**WORK INSTRUCTIONS**: Could you output each line of the data that follows exactly?

**INPUT RECORDS**:

■ ■ ■ ■ ■

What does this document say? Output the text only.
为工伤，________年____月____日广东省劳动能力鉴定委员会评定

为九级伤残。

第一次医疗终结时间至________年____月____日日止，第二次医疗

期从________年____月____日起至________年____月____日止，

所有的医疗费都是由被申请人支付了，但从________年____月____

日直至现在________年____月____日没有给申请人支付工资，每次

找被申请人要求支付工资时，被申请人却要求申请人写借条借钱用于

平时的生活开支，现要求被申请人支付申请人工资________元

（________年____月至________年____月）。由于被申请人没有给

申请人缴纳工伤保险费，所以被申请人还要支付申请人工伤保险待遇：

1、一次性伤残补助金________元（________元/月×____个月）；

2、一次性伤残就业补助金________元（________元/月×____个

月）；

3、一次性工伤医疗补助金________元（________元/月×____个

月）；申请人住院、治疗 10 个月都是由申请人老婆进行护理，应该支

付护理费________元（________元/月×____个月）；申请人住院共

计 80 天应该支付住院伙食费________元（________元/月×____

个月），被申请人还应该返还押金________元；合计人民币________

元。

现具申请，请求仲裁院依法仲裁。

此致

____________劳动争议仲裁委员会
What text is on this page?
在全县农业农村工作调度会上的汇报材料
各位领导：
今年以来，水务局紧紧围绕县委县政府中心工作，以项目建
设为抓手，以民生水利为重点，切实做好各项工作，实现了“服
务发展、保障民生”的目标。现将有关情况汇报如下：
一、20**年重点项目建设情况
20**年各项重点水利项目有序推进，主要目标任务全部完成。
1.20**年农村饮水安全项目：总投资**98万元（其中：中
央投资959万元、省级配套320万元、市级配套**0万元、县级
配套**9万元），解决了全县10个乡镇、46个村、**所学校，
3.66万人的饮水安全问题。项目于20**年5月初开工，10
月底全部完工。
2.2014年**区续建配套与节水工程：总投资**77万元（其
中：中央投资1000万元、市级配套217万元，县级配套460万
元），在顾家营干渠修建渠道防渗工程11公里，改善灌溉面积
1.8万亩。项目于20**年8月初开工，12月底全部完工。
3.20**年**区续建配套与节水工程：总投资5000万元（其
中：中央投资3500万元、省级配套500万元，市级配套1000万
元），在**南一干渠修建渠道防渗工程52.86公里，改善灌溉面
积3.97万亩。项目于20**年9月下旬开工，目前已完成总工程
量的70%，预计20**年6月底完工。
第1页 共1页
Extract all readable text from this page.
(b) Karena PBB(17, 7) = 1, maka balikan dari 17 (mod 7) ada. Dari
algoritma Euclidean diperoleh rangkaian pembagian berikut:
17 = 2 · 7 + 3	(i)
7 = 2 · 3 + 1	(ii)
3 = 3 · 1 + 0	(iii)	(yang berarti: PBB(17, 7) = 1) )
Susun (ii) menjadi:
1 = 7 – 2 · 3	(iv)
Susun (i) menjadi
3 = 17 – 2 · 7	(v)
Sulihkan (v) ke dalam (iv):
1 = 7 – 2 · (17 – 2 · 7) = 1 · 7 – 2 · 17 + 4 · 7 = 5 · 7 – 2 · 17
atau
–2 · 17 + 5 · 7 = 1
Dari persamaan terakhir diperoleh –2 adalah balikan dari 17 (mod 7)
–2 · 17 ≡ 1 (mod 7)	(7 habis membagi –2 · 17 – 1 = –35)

■ ■ ■ ■ ■

**IN RESPONSE**:
What does this document say? Output the text only.
为工伤，________年____月____日广东省劳动能力鉴定委员会评定

为九级伤残。

第一次医疗终结时间至________年____月____日日止，第二次医疗

期从________年____月____日起至________年____月____日止，

所有的医疗费都是由被申请人支付了，但从________年____月____

日直至现在________年____月____日没有给申请人支付工资，每次

找被申请人要求支付工资时，被申请人却要求申请人写借条借钱用于

平时的生活开支，现要求被申请人支付申请人工资________元

（________年____月至________年____月）。由于被申请人没有给

申请人缴纳工伤保险费，所以被申请人还要支付申请人工伤保险待遇：

1、一次性伤残补助金________元（________元/月×____个月）；

2、一次性伤残就业补助金________元（________元/月×____个

月）；

3、一次性工伤医疗补助金________元（________元/月×____个

月）；申请人住院、治疗 10 个月都是由申请人老婆进行护理，应该支

付护理费________元（________元/月×____个月）；申请人住院共

计 80 天应该支付住院伙食费________元（________元/月×____

个月），被申请人还应该返还押金________元；合计人民币________

元。

现具申请，请求仲裁院依法仲裁。

此致

____________劳动争议仲裁委员会
What text is on this page?
在全县农业农村工作调度会上的汇报材料
各位领导：
今年以来，水务局紧紧围绕县委县政府中心工作，以项目建
设为抓手，以民生水利为重点，切实做好各项工作，实现了“服
务发展、保障民生”的目标。现将有关情况汇报如下：
一、20**年重点项目建设情况
20**年各项重点水利项目有序推进，主要目标任务全部完成。
1.20**年农村饮水安全项目：总投资**98万元（其中：中
央投资959万元、省级配套320万元、市级配套**0万元、县级
配套**9万元），解决了全县10个乡镇、46个村、**所学校，
3.66万人的饮水安全问题。项目于20**年5月初开工，10
月底全部完工。
2.2014年**区续建配套与节水工程：总投资**77万元（其
中：中央投资1000万元、市级配套217万元，县级配套460万
元），在顾家营干渠修建渠道防渗工程11公里，改善灌溉面积
1.8万亩。项目于20**年8月初开工，12月底全部完工。
3.20**年**区续建配套与节水工程：总投资5000万元（其
中：中央投资3500万元、省级配套500万元，市级配套1000万
元），在**南一干渠修建渠道防渗工程52.86公里，改善灌溉面
积3.97万亩。项目于20**年9月下旬开工，目前已完成总工程
量的70%，预计20**年6月底完工。
第1页 共1页
Extract all readable text from this page.
(b) Karena PBB(17, 7) = 1, maka balikan dari 17 (mod 7) ada. Dari
algoritma Euclidean diperoleh rangkaian pembagian berikut:
17 = 2 · 7 + 3	(i)
7 = 2 · 3 + 1	(ii)
3 = 3 · 1 + 0	(iii)	(yang berarti: PBB(17, 7) = 1) )
Susun (ii) menjadi:
1 = 7 – 2 · 3	(iv)
Susun (i) menjadi
3 = 17 – 2 · 7	(v)
Sulihkan (v) ke dalam (iv):
1 = 7 – 2 · (17 – 2 · 7) = 1 · 7 – 2 · 17 + 4 · 7 = 5 · 7 – 2 · 17
atau
–2 · 17 + 5 · 7 = 1
Dari persamaan terakhir diperoleh –2 adalah balikan dari 17 (mod 7)
–2 · 17 ≡ 1 (mod 7)	(7 habis membagi –2 · 17 – 1 = –35)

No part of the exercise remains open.